Make an exact copy of all the data.

----

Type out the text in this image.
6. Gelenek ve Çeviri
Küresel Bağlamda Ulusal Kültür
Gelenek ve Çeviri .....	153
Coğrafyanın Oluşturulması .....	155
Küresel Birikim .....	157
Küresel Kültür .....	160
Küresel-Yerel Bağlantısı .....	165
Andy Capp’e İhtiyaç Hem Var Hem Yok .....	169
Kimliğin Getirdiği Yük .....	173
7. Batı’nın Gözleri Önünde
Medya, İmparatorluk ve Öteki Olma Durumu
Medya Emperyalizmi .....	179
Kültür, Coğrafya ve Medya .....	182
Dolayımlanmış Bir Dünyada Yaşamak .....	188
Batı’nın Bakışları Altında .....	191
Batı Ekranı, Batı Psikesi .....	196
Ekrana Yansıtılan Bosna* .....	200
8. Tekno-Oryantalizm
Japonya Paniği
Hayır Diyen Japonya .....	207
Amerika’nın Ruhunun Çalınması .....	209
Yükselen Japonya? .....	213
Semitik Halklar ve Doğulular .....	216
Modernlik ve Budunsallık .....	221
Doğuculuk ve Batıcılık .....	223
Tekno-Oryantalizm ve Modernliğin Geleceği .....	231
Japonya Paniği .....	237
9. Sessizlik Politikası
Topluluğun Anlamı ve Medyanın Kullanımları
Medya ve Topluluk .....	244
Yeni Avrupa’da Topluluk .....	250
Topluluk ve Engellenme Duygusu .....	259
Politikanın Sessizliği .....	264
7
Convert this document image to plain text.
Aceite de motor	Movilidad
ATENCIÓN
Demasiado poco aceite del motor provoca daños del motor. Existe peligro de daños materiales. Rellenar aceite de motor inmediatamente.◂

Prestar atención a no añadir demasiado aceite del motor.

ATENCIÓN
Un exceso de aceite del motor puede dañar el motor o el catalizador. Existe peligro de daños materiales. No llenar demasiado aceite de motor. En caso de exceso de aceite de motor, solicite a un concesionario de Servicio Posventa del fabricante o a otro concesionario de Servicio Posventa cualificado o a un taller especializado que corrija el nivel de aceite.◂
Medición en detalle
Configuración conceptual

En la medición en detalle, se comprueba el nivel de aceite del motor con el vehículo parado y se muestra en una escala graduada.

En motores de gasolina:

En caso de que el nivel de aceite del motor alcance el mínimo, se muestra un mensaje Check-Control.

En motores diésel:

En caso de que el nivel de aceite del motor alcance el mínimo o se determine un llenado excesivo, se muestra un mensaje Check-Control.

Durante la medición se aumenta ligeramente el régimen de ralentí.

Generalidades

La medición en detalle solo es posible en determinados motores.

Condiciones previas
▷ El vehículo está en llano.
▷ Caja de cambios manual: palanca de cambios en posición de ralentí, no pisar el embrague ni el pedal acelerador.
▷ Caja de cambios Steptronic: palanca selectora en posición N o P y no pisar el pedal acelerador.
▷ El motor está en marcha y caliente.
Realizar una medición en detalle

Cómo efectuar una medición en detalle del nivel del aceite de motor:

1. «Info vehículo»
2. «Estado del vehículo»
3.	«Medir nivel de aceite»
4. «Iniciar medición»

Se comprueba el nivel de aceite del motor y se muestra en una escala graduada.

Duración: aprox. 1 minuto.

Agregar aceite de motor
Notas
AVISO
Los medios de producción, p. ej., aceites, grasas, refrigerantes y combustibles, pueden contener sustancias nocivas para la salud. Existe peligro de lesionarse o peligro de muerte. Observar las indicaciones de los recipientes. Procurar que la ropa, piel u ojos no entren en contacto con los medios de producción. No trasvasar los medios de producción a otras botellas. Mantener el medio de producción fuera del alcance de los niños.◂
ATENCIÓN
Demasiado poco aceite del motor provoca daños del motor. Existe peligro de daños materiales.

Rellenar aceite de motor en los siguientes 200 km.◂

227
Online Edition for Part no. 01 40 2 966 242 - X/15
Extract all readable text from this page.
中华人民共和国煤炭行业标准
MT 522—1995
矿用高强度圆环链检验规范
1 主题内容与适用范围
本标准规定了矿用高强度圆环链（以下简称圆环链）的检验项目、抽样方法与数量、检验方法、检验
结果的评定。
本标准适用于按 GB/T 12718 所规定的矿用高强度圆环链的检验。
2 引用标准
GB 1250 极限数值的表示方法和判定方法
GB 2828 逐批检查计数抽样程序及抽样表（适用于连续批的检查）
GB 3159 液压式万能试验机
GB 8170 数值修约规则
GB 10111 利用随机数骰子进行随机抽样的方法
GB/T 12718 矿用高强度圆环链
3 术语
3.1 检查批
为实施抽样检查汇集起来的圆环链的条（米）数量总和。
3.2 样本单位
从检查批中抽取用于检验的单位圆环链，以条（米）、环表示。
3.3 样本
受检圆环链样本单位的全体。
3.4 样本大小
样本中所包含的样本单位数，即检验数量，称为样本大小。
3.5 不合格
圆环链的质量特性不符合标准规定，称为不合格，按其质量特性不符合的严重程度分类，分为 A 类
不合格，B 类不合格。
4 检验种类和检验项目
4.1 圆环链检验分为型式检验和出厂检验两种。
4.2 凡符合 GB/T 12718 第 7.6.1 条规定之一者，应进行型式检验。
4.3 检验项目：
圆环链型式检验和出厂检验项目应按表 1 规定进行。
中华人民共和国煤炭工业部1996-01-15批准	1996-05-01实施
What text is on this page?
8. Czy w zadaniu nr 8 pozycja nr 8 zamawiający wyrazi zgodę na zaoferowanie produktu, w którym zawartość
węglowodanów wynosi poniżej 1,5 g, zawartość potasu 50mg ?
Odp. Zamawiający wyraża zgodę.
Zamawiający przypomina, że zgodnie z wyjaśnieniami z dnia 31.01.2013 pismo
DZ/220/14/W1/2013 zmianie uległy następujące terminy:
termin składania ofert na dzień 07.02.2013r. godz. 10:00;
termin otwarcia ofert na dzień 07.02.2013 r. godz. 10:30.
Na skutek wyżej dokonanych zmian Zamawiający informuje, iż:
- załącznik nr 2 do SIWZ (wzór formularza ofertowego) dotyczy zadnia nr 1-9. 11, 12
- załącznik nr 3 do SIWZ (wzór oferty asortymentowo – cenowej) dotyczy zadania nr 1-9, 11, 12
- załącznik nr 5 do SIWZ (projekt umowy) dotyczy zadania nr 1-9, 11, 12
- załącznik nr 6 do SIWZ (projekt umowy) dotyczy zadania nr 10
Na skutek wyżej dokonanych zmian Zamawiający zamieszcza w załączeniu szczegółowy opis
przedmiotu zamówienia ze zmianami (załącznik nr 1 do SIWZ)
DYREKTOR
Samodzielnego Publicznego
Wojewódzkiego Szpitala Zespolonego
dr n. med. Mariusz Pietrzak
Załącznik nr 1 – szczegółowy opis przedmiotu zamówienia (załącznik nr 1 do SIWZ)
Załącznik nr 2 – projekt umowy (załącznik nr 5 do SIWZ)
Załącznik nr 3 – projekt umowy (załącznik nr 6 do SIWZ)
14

----

## Worked answer
Type out the text in this image.
6. Gelenek ve Çeviri
Küresel Bağlamda Ulusal Kültür
Gelenek ve Çeviri .....	153
Coğrafyanın Oluşturulması .....	155
Küresel Birikim .....	157
Küresel Kültür .....	160
Küresel-Yerel Bağlantısı .....	165
Andy Capp’e İhtiyaç Hem Var Hem Yok .....	169
Kimliğin Getirdiği Yük .....	173
7. Batı’nın Gözleri Önünde
Medya, İmparatorluk ve Öteki Olma Durumu
Medya Emperyalizmi .....	179
Kültür, Coğrafya ve Medya .....	182
Dolayımlanmış Bir Dünyada Yaşamak .....	188
Batı’nın Bakışları Altında .....	191
Batı Ekranı, Batı Psikesi .....	196
Ekrana Yansıtılan Bosna* .....	200
8. Tekno-Oryantalizm
Japonya Paniği
Hayır Diyen Japonya .....	207
Amerika’nın Ruhunun Çalınması .....	209
Yükselen Japonya? .....	213
Semitik Halklar ve Doğulular .....	216
Modernlik ve Budunsallık .....	221
Doğuculuk ve Batıcılık .....	223
Tekno-Oryantalizm ve Modernliğin Geleceği .....	231
Japonya Paniği .....	237
9. Sessizlik Politikası
Topluluğun Anlamı ve Medyanın Kullanımları
Medya ve Topluluk .....	244
Yeni Avrupa’da Topluluk .....	250
Topluluk ve Engellenme Duygusu .....	259
Politikanın Sessizliği .....	264
7
Convert this document image to plain text.
Aceite de motor	Movilidad
ATENCIÓN
Demasiado poco aceite del motor provoca daños del motor. Existe peligro de daños materiales. Rellenar aceite de motor inmediatamente.◂

Prestar atención a no añadir demasiado aceite del motor.

ATENCIÓN
Un exceso de aceite del motor puede dañar el motor o el catalizador. Existe peligro de daños materiales. No llenar demasiado aceite de motor. En caso de exceso de aceite de motor, solicite a un concesionario de Servicio Posventa del fabricante o a otro concesionario de Servicio Posventa cualificado o a un taller especializado que corrija el nivel de aceite.◂
Medición en detalle
Configuración conceptual

En la medición en detalle, se comprueba el nivel de aceite del motor con el vehículo parado y se muestra en una escala graduada.

En motores de gasolina:

En caso de que el nivel de aceite del motor alcance el mínimo, se muestra un mensaje Check-Control.

En motores diésel:

En caso de que el nivel de aceite del motor alcance el mínimo o se determine un llenado excesivo, se muestra un mensaje Check-Control.

Durante la medición se aumenta ligeramente el régimen de ralentí.

Generalidades

La medición en detalle solo es posible en determinados motores.

Condiciones previas
▷ El vehículo está en llano.
▷ Caja de cambios manual: palanca de cambios en posición de ralentí, no pisar el embrague ni el pedal acelerador.
▷ Caja de cambios Steptronic: palanca selectora en posición N o P y no pisar el pedal acelerador.
▷ El motor está en marcha y caliente.
Realizar una medición en detalle

Cómo efectuar una medición en detalle del nivel del aceite de motor:

1. «Info vehículo»
2. «Estado del vehículo»
3.	«Medir nivel de aceite»
4. «Iniciar medición»

Se comprueba el nivel de aceite del motor y se muestra en una escala graduada.

Duración: aprox. 1 minuto.

Agregar aceite de motor
Notas
AVISO
Los medios de producción, p. ej., aceites, grasas, refrigerantes y combustibles, pueden contener sustancias nocivas para la salud. Existe peligro de lesionarse o peligro de muerte. Observar las indicaciones de los recipientes. Procurar que la ropa, piel u ojos no entren en contacto con los medios de producción. No trasvasar los medios de producción a otras botellas. Mantener el medio de producción fuera del alcance de los niños.◂
ATENCIÓN
Demasiado poco aceite del motor provoca daños del motor. Existe peligro de daños materiales.

Rellenar aceite de motor en los siguientes 200 km.◂

227
Online Edition for Part no. 01 40 2 966 242 - X/15
Extract all readable text from this page.
中华人民共和国煤炭行业标准
MT 522—1995
矿用高强度圆环链检验规范
1 主题内容与适用范围
本标准规定了矿用高强度圆环链（以下简称圆环链）的检验项目、抽样方法与数量、检验方法、检验
结果的评定。
本标准适用于按 GB/T 12718 所规定的矿用高强度圆环链的检验。
2 引用标准
GB 1250 极限数值的表示方法和判定方法
GB 2828 逐批检查计数抽样程序及抽样表（适用于连续批的检查）
GB 3159 液压式万能试验机
GB 8170 数值修约规则
GB 10111 利用随机数骰子进行随机抽样的方法
GB/T 12718 矿用高强度圆环链
3 术语
3.1 检查批
为实施抽样检查汇集起来的圆环链的条（米）数量总和。
3.2 样本单位
从检查批中抽取用于检验的单位圆环链，以条（米）、环表示。
3.3 样本
受检圆环链样本单位的全体。
3.4 样本大小
样本中所包含的样本单位数，即检验数量，称为样本大小。
3.5 不合格
圆环链的质量特性不符合标准规定，称为不合格，按其质量特性不符合的严重程度分类，分为 A 类
不合格，B 类不合格。
4 检验种类和检验项目
4.1 圆环链检验分为型式检验和出厂检验两种。
4.2 凡符合 GB/T 12718 第 7.6.1 条规定之一者，应进行型式检验。
4.3 检验项目：
圆环链型式检验和出厂检验项目应按表 1 规定进行。
中华人民共和国煤炭工业部1996-01-15批准	1996-05-01实施
What text is on this page?
8. Czy w zadaniu nr 8 pozycja nr 8 zamawiający wyrazi zgodę na zaoferowanie produktu, w którym zawartość
węglowodanów wynosi poniżej 1,5 g, zawartość potasu 50mg ?
Odp. Zamawiający wyraża zgodę.
Zamawiający przypomina, że zgodnie z wyjaśnieniami z dnia 31.01.2013 pismo
DZ/220/14/W1/2013 zmianie uległy następujące terminy:
termin składania ofert na dzień 07.02.2013r. godz. 10:00;
termin otwarcia ofert na dzień 07.02.2013 r. godz. 10:30.
Na skutek wyżej dokonanych zmian Zamawiający informuje, iż:
- załącznik nr 2 do SIWZ (wzór formularza ofertowego) dotyczy zadnia nr 1-9. 11, 12
- załącznik nr 3 do SIWZ (wzór oferty asortymentowo – cenowej) dotyczy zadania nr 1-9, 11, 12
- załącznik nr 5 do SIWZ (projekt umowy) dotyczy zadania nr 1-9, 11, 12
- załącznik nr 6 do SIWZ (projekt umowy) dotyczy zadania nr 10
Na skutek wyżej dokonanych zmian Zamawiający zamieszcza w załączeniu szczegółowy opis
przedmiotu zamówienia ze zmianami (załącznik nr 1 do SIWZ)
DYREKTOR
Samodzielnego Publicznego
Wojewódzkiego Szpitala Zespolonego
dr n. med. Mariusz Pietrzak
Załącznik nr 1 – szczegółowy opis przedmiotu zamówienia (załącznik nr 1 do SIWZ)
Załącznik nr 2 – projekt umowy (załącznik nr 5 do SIWZ)
Załącznik nr 3 – projekt umowy (załącznik nr 6 do SIWZ)
14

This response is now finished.